■ **EXERCISE SET**
a. Please decide whether each statement below agrees with the comment thread about churches and video games, answering yes or no and quoting the words from the thread that settle it. (i) One commenter's church has about 100 people. (ii) One commenter expects that fighting Jesus over and over would stay exciting. (iii) The commenter halivar prefers Halo to D&D.
b. Extend the comment thread about churches and video games below, starting after its final line.


      I don't know who Jesus would frag, but Judas was all about the TK. Look, it's even the right game.

      --
      I see your informative link, and raise you a pithy comment.
  4. Re:Well, we haven't do that exactly... by Funkcikle · · Score: 1, Funny

    At my church (church of about 100 in a town of 2000) we happily use video games and things like that to bring teens in.
    What happened - did you run out of puppies? Did they stop believing that their parents really HAD been in an accident and you'd been sent to collect them from school?

    What kind of "church" are you part of, exactly!
  5. Playing against Jesus would be boring by jollyreaper · · Score: 3, Funny

    Sure, it would be awesome at first, gibbing the Son of God. He'll keep turning the other cheek, keep getting fragged, keep resurrecting. Eventually it'll become boring and I'd grow tired of it. He wins by default.

    --
    Kwisatz Haderach
    Sell the spice to CHOAM
    This Mahdi took Shaddam's Throne
    1. Re:Playing against Jesus would be boring by Anonymous Coward · · Score: 5, Funny

      The three-day respawn interval would be annoying, though.

    2. Re:Playing against Jesus would be boring by sqldr · · Score: 2, Funny

      Forget transubstantiation.. I got telefragged by Jesus!

      --
      I wrote my first program at the age of six, and I still can't work out how this website works.
  6. Halo != Halo by Just+Some+Guy · · Score: 4, Funny

    They do realize that "Halo" may not mean the same thing that they're used to, don't they?

    --
    Dewey, what part of this looks like authorities should be involved?
  7. Gives new meaning... by downix · · Score: 4, Funny

    Praise the lord and pass the ammunition

    --
    Karma Whoring for Fun and Profit.
  8. Games are an excellent outreach tool for youth by halivar · · Score: 2, Funny

    Although I prefer D&D to Halo, myself.

  9. Fighting Against Infidels In Halo by Anonymous Coward · · Score: 2, Funny


    Sounds like a good idea for a mosque.

  10. Want to Reach the 12 - 24 Year Old Male Market? by aquatone282 · · Score: 2, Funny

    One word:

    Boobs.

    --
    What?

■ **RAW DATA**
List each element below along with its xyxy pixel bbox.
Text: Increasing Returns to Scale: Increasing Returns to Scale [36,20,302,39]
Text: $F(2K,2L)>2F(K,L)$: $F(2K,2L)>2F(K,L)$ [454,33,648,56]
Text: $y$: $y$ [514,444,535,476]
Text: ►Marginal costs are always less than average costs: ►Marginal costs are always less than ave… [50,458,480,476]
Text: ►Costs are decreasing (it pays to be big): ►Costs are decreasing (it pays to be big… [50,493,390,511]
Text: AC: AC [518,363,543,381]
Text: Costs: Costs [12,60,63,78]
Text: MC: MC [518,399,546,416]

■ **WRITTEN RESPONSES**
a.
(i) Yes: "church of about 100 in a town of 2000"
(ii) No: "Eventually it'll become boring and I'd grow tired of it."
(iii) No: "Although I prefer D&D to Halo, myself."

b.
  11. Obligatory... by that+IT+girl · · Score: 2, Funny

    A Reading from the Book of Armaments, Chapter 4, verses 16-20.

    Then did he raise on high the Holy Hand Grenade of Antioch, saying, "Bless this, O Lord, that with it thou mayst blow thine enemies to tiny bits, in thy mercy." And the people did rejoice and did feast upon the lambs and toads and tree-sloths and fruit-bats and orangutans and breakfast cereals ... Now did the Lord say, "First thou pullest the Holy Pin. Then thou must count to three. Three shall be the number of the counting and the number of the counting shall be three. Four shalt thou not count, neither shalt thou count two, excepting that thou then proceedeth to three. Five is right out. Once the number three, being the number of the counting, be reached, then lobbest thou the Holy Hand Grenade in the direction of thine foe, who, being naughty in my sight, shall snuff it."

    -- "Monty Python and the Holy Grail"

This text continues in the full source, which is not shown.